══ Excerpted records ══

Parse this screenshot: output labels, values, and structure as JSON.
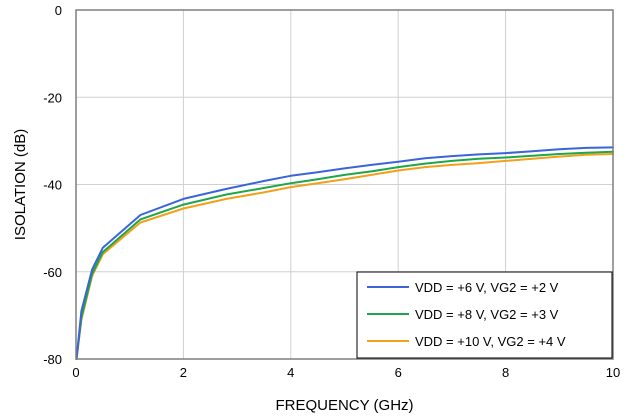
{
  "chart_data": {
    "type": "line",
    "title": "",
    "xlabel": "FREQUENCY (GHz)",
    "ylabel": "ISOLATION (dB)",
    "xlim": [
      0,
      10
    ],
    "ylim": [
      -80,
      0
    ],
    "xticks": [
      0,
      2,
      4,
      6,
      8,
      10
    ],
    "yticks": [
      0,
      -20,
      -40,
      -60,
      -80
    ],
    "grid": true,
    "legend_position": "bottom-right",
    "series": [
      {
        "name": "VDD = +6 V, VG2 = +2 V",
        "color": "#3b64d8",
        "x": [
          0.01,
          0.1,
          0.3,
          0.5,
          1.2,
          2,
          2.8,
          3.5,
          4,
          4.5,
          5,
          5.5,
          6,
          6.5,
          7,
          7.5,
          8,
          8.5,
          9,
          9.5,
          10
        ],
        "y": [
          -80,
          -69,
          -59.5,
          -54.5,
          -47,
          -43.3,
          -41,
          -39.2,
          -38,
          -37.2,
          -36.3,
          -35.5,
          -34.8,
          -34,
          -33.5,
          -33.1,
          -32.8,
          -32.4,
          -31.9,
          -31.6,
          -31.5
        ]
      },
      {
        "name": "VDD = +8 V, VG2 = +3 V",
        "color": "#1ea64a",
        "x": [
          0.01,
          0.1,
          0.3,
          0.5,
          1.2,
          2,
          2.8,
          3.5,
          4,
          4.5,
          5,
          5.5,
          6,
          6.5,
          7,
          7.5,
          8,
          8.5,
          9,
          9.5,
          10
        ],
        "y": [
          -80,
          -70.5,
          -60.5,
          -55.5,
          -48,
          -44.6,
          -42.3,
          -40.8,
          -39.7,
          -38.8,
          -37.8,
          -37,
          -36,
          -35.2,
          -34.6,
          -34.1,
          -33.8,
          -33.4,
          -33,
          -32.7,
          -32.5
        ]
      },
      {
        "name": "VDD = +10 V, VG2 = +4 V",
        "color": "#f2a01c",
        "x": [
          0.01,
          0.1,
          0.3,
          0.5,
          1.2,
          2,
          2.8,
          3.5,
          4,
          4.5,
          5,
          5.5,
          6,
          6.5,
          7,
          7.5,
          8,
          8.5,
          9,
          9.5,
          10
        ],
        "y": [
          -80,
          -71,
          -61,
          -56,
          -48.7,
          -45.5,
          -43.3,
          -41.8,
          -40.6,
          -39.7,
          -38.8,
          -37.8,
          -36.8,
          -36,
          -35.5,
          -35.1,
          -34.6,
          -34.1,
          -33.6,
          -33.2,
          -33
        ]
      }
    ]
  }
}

═══
══ Excerpted records ══

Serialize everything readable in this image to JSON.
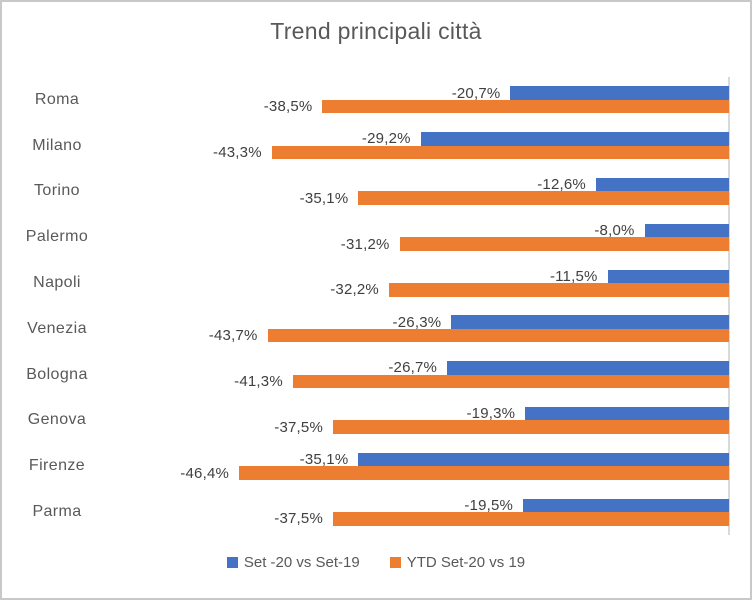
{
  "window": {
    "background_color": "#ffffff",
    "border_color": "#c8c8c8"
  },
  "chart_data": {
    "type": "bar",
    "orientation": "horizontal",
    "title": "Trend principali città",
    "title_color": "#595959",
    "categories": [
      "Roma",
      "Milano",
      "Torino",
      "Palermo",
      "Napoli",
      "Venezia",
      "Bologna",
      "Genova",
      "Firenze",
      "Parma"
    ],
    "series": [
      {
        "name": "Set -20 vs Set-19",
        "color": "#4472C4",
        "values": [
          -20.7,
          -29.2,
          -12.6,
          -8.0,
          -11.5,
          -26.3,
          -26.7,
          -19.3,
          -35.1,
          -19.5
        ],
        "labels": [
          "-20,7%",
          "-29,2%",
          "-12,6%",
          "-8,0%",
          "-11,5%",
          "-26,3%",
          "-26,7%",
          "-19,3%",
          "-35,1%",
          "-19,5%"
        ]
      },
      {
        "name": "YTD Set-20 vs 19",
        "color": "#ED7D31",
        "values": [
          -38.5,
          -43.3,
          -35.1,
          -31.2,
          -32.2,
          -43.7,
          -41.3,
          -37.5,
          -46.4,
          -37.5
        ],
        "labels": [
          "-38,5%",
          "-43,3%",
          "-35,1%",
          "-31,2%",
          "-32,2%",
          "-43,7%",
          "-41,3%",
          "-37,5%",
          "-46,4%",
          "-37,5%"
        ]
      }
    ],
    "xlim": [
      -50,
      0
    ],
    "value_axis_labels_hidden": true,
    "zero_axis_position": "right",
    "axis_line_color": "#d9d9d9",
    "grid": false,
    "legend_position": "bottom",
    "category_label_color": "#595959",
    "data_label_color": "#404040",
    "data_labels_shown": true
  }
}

═══
══ Excerpted records ══

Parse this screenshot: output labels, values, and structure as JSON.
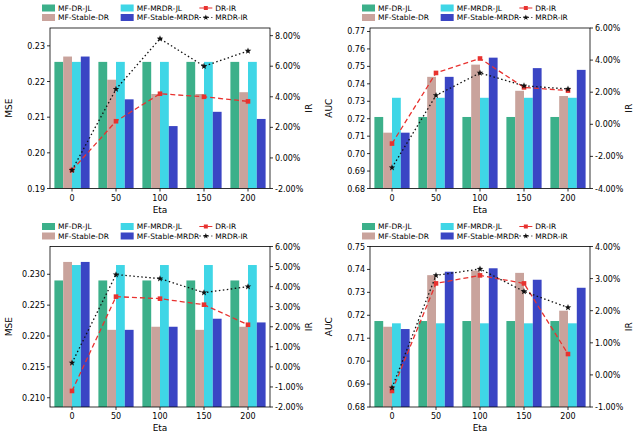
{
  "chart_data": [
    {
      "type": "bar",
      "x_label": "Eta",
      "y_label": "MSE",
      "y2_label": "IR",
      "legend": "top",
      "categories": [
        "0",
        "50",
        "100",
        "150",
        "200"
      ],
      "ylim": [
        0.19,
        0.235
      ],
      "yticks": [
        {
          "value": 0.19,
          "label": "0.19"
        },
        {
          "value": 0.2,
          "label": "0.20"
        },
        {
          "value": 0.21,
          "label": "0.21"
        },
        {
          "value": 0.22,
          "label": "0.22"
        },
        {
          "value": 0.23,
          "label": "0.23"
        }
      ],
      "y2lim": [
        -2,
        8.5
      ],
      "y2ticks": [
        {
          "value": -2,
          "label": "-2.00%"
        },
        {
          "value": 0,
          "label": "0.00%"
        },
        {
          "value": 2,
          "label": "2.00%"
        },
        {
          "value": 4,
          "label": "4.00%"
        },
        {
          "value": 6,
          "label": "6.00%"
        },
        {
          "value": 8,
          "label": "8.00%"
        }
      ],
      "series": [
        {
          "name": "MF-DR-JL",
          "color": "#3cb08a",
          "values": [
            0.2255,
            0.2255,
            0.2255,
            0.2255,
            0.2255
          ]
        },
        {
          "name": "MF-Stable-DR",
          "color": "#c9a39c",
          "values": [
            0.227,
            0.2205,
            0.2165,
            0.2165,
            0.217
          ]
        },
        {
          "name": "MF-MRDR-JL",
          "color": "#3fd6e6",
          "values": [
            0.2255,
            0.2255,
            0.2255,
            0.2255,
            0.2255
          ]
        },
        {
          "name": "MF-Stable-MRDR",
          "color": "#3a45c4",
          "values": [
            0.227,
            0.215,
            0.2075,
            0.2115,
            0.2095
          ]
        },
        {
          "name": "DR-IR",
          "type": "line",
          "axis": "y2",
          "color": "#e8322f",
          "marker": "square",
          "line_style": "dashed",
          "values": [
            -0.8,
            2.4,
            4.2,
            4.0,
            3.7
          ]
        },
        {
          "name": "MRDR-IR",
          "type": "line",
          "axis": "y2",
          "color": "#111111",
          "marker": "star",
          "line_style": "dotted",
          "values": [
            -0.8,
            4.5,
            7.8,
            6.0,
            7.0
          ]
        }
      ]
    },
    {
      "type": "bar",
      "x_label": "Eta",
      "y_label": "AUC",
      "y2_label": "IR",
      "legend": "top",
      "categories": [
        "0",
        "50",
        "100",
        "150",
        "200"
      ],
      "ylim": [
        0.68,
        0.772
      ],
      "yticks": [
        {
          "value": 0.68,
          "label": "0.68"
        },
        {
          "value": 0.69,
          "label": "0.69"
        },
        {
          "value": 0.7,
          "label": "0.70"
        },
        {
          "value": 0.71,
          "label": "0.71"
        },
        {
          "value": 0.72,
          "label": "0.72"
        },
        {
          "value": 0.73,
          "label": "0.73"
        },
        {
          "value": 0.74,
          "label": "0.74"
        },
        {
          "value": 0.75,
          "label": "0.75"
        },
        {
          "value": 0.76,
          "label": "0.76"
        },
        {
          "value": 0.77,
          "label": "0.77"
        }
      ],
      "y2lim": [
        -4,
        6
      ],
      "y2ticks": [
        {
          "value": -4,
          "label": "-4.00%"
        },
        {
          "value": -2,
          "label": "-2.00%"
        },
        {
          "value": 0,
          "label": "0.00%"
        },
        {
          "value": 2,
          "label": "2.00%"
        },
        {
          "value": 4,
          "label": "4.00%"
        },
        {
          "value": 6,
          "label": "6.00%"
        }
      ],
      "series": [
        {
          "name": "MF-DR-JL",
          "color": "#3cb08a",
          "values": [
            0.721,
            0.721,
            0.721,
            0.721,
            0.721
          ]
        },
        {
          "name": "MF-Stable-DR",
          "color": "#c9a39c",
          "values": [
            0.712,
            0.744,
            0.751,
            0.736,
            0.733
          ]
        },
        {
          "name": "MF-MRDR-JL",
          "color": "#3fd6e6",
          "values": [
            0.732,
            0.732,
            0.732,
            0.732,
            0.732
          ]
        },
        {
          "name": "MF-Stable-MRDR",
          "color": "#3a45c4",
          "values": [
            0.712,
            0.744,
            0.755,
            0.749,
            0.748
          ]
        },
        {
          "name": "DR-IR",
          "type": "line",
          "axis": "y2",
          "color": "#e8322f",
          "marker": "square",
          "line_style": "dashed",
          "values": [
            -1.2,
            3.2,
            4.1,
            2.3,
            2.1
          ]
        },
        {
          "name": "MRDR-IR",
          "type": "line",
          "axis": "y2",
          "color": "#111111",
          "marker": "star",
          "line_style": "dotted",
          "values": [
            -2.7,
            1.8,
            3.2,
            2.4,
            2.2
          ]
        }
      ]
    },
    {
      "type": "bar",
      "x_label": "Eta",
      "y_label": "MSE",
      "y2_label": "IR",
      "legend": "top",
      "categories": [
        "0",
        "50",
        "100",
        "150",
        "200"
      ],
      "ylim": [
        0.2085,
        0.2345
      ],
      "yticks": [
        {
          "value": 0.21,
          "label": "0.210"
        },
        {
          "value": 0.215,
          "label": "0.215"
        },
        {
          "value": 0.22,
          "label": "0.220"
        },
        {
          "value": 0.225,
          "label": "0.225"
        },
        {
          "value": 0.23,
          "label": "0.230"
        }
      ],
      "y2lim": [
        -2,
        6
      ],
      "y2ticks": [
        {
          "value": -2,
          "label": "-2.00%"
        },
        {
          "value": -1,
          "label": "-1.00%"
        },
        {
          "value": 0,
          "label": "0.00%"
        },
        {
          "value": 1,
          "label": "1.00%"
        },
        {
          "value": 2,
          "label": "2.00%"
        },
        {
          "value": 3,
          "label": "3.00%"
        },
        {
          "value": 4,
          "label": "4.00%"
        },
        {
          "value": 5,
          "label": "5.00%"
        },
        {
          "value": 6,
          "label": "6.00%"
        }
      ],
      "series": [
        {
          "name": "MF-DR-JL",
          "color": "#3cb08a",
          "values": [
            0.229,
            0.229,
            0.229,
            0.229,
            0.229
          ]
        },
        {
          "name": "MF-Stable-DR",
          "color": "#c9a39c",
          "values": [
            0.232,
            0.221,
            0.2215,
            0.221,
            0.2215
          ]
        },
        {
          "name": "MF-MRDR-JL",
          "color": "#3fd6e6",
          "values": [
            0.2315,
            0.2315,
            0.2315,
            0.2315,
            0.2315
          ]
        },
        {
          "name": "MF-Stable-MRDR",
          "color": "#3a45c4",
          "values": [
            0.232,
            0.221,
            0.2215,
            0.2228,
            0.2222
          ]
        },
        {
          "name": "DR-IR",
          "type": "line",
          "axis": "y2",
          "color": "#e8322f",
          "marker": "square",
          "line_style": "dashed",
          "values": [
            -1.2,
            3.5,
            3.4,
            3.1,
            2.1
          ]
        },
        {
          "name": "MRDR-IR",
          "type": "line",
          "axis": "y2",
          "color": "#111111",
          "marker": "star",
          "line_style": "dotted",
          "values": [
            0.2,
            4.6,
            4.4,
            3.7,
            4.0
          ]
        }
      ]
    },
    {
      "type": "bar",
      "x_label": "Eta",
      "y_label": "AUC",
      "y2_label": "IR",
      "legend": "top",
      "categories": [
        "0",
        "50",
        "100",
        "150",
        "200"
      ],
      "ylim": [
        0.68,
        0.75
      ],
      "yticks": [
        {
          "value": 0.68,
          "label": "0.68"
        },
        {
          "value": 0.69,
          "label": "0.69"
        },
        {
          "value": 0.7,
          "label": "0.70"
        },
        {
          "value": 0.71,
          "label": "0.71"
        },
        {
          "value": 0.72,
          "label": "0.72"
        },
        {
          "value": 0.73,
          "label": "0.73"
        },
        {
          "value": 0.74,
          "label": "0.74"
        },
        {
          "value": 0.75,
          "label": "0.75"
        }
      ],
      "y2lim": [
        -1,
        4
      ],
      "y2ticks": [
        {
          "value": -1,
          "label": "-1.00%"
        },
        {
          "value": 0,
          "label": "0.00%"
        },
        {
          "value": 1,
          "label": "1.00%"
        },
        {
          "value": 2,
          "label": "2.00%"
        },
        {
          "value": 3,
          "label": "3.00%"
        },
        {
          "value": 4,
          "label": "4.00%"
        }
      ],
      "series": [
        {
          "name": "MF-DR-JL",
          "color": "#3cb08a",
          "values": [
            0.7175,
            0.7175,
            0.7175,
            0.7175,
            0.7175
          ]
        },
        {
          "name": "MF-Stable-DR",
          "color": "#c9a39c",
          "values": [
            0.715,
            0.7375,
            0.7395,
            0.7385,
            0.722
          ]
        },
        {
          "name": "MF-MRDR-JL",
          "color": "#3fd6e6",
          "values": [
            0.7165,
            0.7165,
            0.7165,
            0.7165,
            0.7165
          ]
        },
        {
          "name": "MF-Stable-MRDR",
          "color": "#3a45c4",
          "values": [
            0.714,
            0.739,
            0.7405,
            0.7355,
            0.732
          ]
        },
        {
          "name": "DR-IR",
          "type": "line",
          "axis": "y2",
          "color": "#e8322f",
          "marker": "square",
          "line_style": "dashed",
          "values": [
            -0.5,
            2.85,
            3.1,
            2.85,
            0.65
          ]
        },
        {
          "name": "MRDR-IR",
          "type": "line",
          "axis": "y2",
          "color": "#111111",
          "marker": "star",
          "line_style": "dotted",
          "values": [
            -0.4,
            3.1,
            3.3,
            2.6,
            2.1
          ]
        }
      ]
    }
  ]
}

═══

**Goal of the exercise**
Go through the lines above. Select every one that has the string "right".

**Task result**
    "legend_position": "bottom-right",
    "zero_axis_position": "right",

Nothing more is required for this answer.